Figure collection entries

------------------------------------------------------------------------

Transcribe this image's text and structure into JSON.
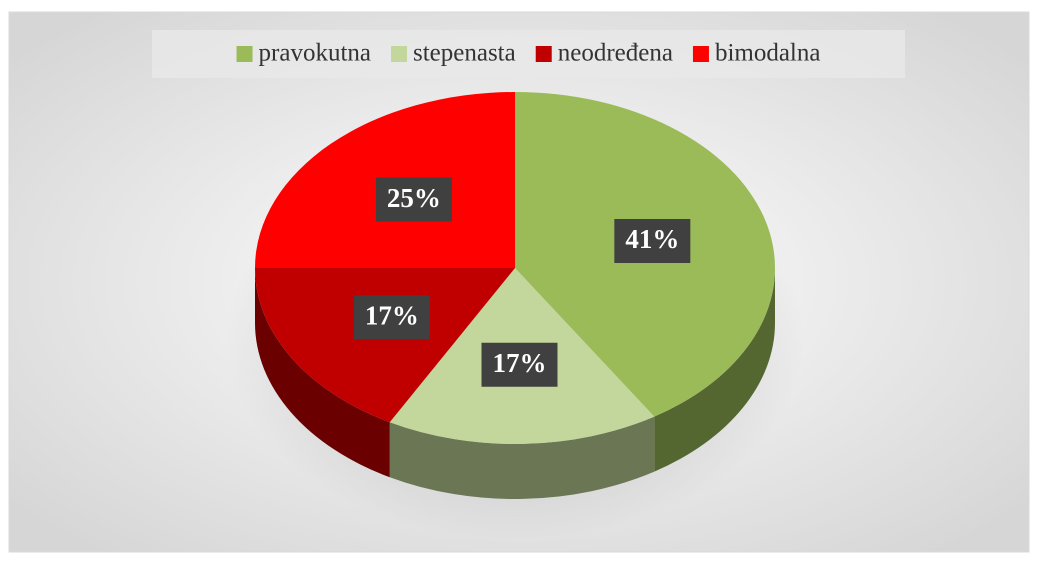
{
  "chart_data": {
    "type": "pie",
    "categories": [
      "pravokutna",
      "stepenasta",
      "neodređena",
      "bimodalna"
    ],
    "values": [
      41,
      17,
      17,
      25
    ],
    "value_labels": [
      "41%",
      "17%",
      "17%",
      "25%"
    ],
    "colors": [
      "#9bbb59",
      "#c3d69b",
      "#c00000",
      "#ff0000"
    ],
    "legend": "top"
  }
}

------------------------------------------------------------------------

REQUIRED TASK:
Your copy should repeat each entry above exactly but contain no pictures.

REPLY TO THE TASK:
Transcribe this image's text and structure into JSON.
{
  "chart_data": {
    "type": "pie",
    "categories": [
      "pravokutna",
      "stepenasta",
      "neodređena",
      "bimodalna"
    ],
    "values": [
      41,
      17,
      17,
      25
    ],
    "value_labels": [
      "41%",
      "17%",
      "17%",
      "25%"
    ],
    "colors": [
      "#9bbb59",
      "#c3d69b",
      "#c00000",
      "#ff0000"
    ],
    "legend": "top"
  }
}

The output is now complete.